§ **Tarea 1**
Según el documento fuente sobre el paisaje evocado, ¿en qué acto adquiere sentido habitar la geografía circundante?
§ **Tarea 2**
Prosiga el documento fuente sobre el paisaje evocado y la memoria a partir de su última oración.

§ **Documento fuente**

El paisaje evocado se inscribe, de esta manera, en una memoria que recuerda sus cicatrices, porque dichas hendiduras también forman parte de esta construcción telúrica. Habitar la geografía circundante es algo que adquiere sentido, entonces, en el acto de nombrarla, escucharla, tocarla y asimilarse a ella como forma humanizante de vivir en un planeta gastado, viejo, a quien el ser humano le da habitualmente la espalda, como señala la voz que inaugura el libro: “Porque no hemos visto / No hemos oído / No hemos olido / Ni palpado / El otro norte / El otro centro / El otro sur” (13).

§ **Datos registrados**
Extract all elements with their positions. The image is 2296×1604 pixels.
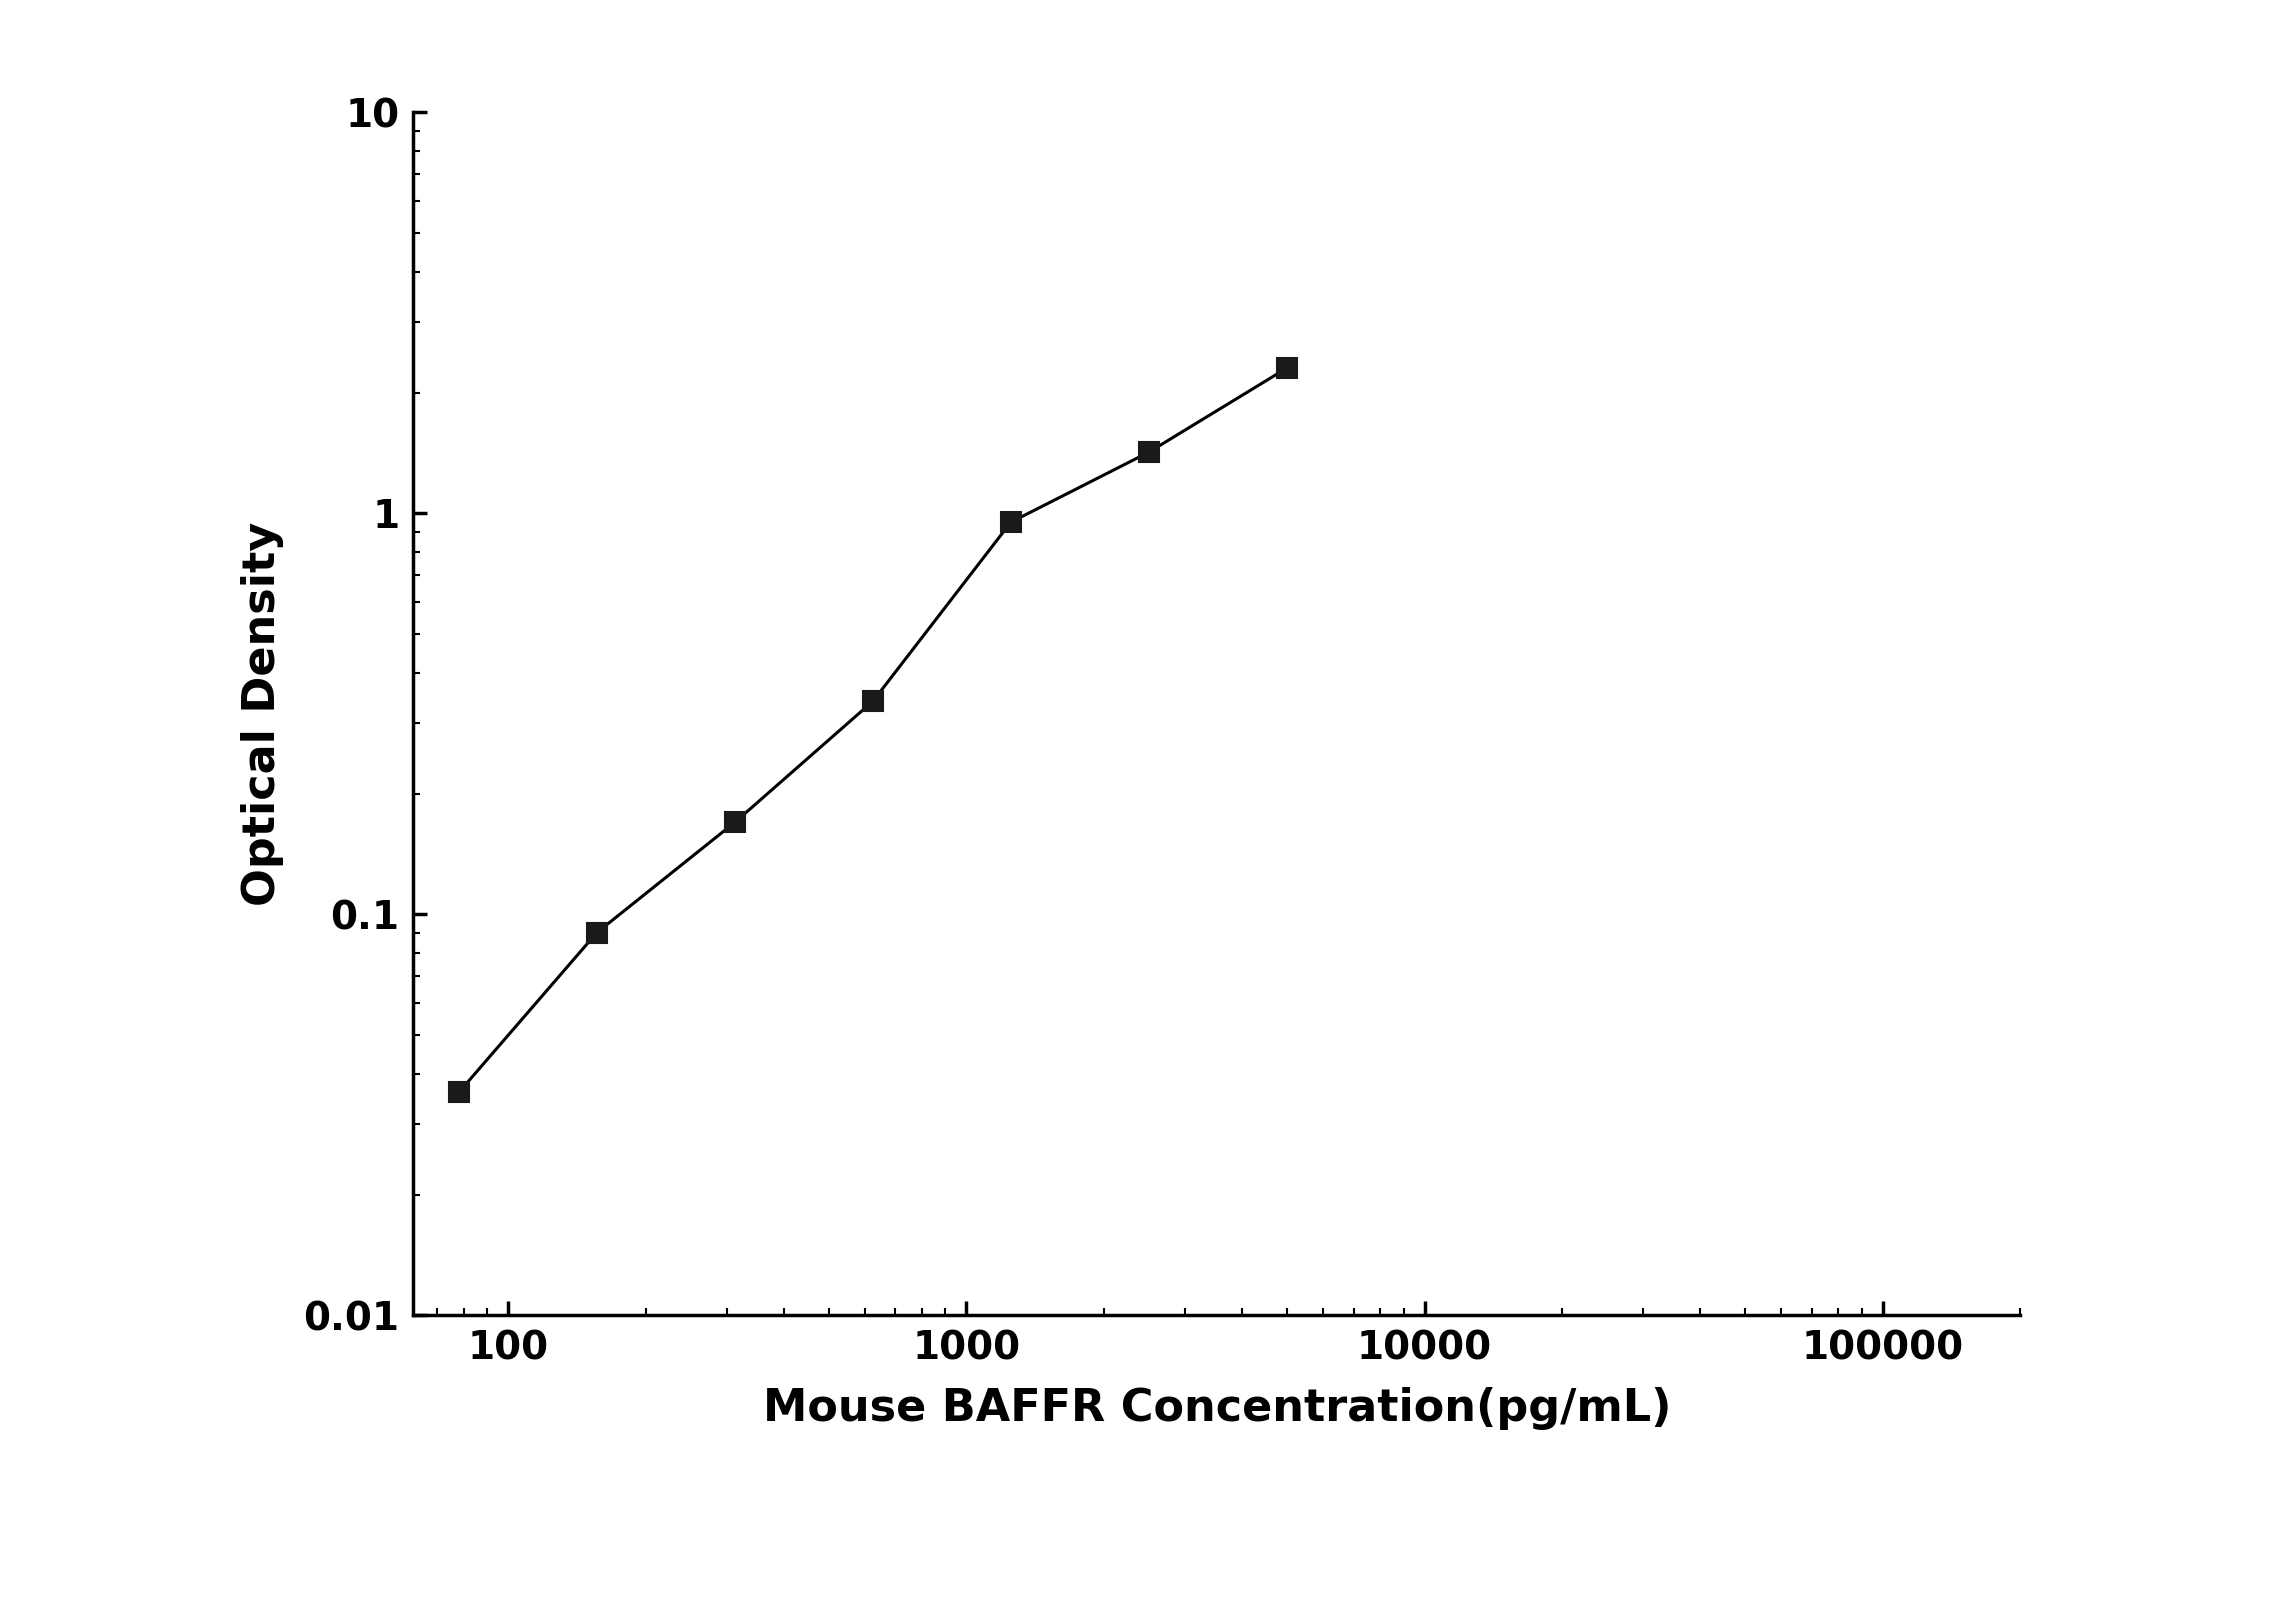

§ **Resultado del ejercicio 1**
En el acto de nombrarla, escucharla, tocarla y asimilarse a ella.

§ **Resultado del ejercicio 2**
Visto así, el poemario propone alternativas de vida que no están tan lejos de nosotras y nosotros y que, en realidad, siempre estuvo ahí, solo que dejó de ser relevante por oscuras causas que guardan relación con la economía hegemónica que gobierna nuestras vidas. Este camino alterno que defiende esta poesía, esta tendencia hacia una otredad invisibilizada, de repositorio, y que podría tomarse negativamente por cierta crítica como algo anacrónico o extemporáneo, es análogo al movimiento de retraimiento que hacemos los seres humanos cada vez que estamos a punto de explotar, en cada crisis, en cada estallido de vida. Ese volcamiento hacia un interior, hacia formas de vida que habían quedado de lado, por razones vanas, fuera de lugar en el contexto del espacio de la destrucción, posibilita un recogimiento, una potencia de volver a captar parte de los sentidos anestesiados por la vida moderna. Se trata, por tanto, de un gesto revitalizador, saludable, de volver a tener los pies sobre la tierra, sin voladores de luces ni discursos grandilocuentes. Se trata de tenues rayos de luz que las sempiternas sombras siempre agradecerán.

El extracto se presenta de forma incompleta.